-- WHAT THE TASK REQUIRES --
Identify, in the records below, every line where the string "Instrument" appears, and copy each such line.

-- AVAILABLE RECORDS --
>> Begin

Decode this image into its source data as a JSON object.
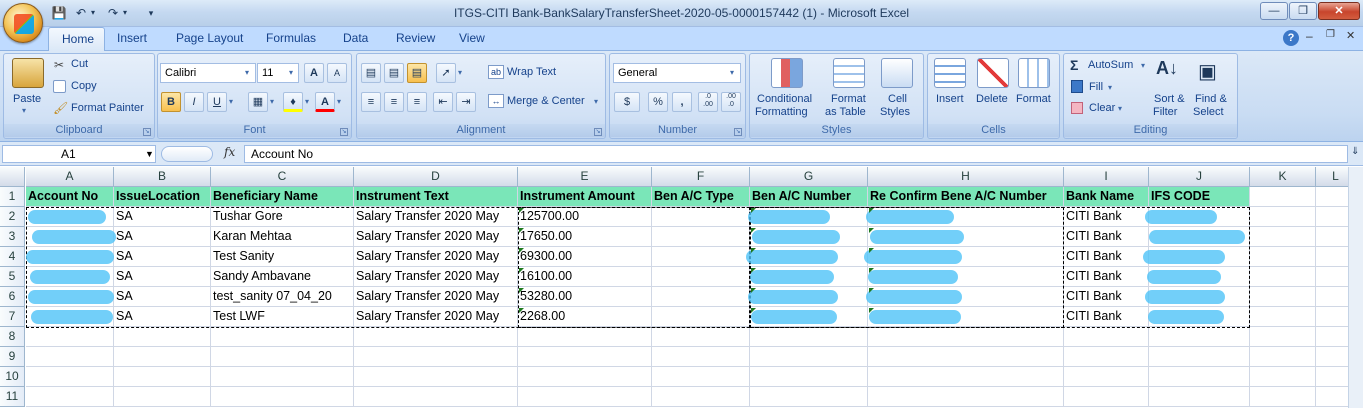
{
  "window": {
    "title": "ITGS-CITI Bank-BankSalaryTransferSheet-2020-05-0000157442 (1)  -  Microsoft Excel"
  },
  "ribbon_tabs": [
    "Home",
    "Insert",
    "Page Layout",
    "Formulas",
    "Data",
    "Review",
    "View"
  ],
  "clipboard": {
    "paste": "Paste",
    "cut": "Cut",
    "copy": "Copy",
    "format_painter": "Format Painter",
    "title": "Clipboard"
  },
  "font": {
    "name": "Calibri",
    "size": "11",
    "title": "Font",
    "bold": "B",
    "italic": "I",
    "underline": "U",
    "grow": "A",
    "shrink": "A",
    "color_letter": "A"
  },
  "alignment": {
    "wrap": "Wrap Text",
    "merge": "Merge & Center",
    "title": "Alignment"
  },
  "number": {
    "format": "General",
    "title": "Number",
    "percent": "%",
    "comma": ",",
    "inc": ".0\n.00",
    "dec": ".00\n.0"
  },
  "styles": {
    "conditional": [
      "Conditional",
      "Formatting"
    ],
    "as_table": [
      "Format",
      "as Table"
    ],
    "cell_styles": [
      "Cell",
      "Styles"
    ],
    "title": "Styles"
  },
  "cells": {
    "insert": "Insert",
    "delete": "Delete",
    "format": "Format",
    "title": "Cells"
  },
  "editing": {
    "autosum": "AutoSum",
    "fill": "Fill",
    "clear": "Clear",
    "sort": [
      "Sort &",
      "Filter"
    ],
    "find": [
      "Find &",
      "Select"
    ],
    "title": "Editing"
  },
  "formula_bar": {
    "name_box": "A1",
    "fx": "fx",
    "content": "Account No"
  },
  "sheet": {
    "columns": [
      "A",
      "B",
      "C",
      "D",
      "E",
      "F",
      "G",
      "H",
      "I",
      "J",
      "K",
      "L"
    ],
    "row_numbers": [
      "1",
      "2",
      "3",
      "4",
      "5",
      "6",
      "7",
      "8",
      "9",
      "10",
      "11"
    ],
    "header": [
      "Account No",
      "IssueLocation",
      "Beneficiary Name",
      "Instrument Text",
      "Instrument Amount",
      "Ben A/C Type",
      "Ben A/C Number",
      "Re Confirm Bene A/C Number",
      "Bank Name",
      "IFS CODE"
    ],
    "rows": [
      [
        "",
        "SA",
        "Tushar Gore",
        "Salary Transfer 2020 May",
        "125700.00",
        "",
        "",
        "",
        "CITI Bank",
        ""
      ],
      [
        "",
        "SA",
        "Karan Mehtaa",
        "Salary Transfer 2020 May",
        "17650.00",
        "",
        "",
        "",
        "CITI Bank",
        ""
      ],
      [
        "",
        "SA",
        "Test Sanity",
        "Salary Transfer 2020 May",
        "69300.00",
        "",
        "",
        "",
        "CITI Bank",
        ""
      ],
      [
        "",
        "SA",
        "Sandy Ambavane",
        "Salary Transfer 2020 May",
        "16100.00",
        "",
        "",
        "",
        "CITI Bank",
        ""
      ],
      [
        "",
        "SA",
        "test_sanity 07_04_20",
        "Salary Transfer 2020 May",
        "53280.00",
        "",
        "",
        "",
        "CITI Bank",
        ""
      ],
      [
        "",
        "SA",
        "Test LWF",
        "Salary Transfer 2020 May",
        "2268.00",
        "",
        "",
        "",
        "CITI Bank",
        ""
      ]
    ]
  },
  "colors": {
    "header_fill": "#7ae6b8",
    "redaction": "#4fc3f7",
    "ribbon": "#dbe8f7"
  }
}
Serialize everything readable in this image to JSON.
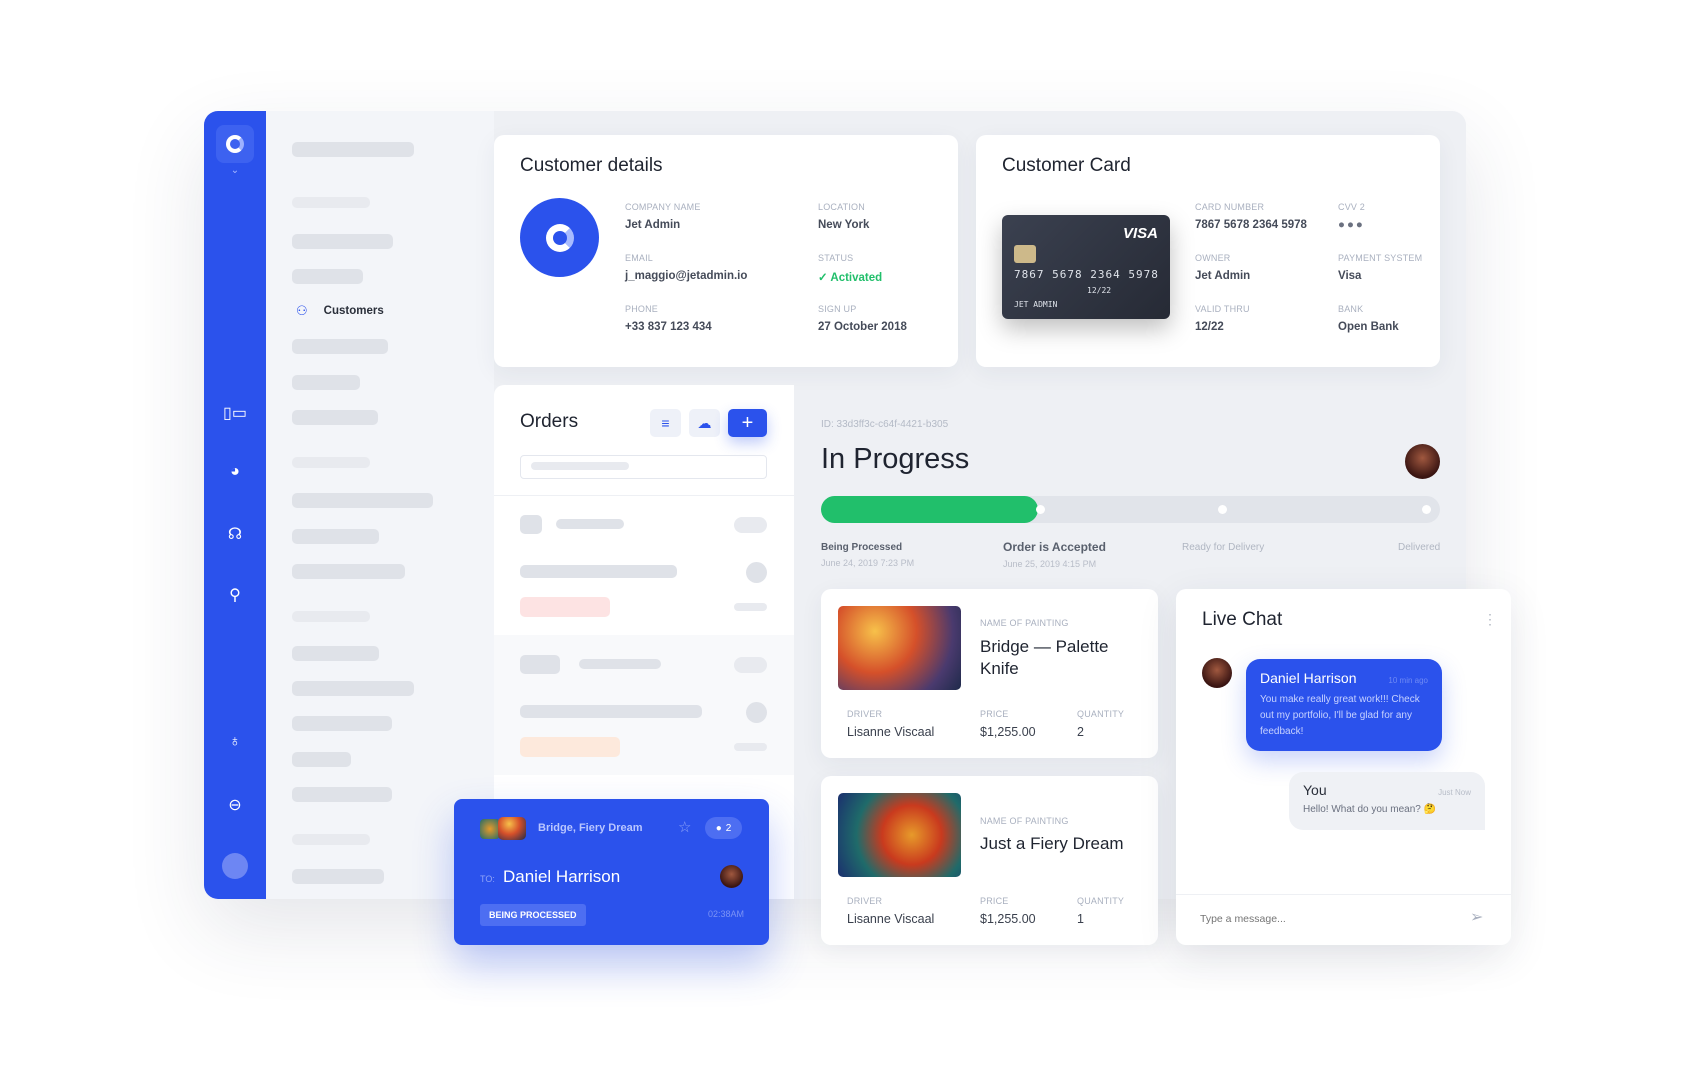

>> End

-- RESPONSE TO THIS EXERCISE --
      "Instrument Text",
      "Instrument Amount",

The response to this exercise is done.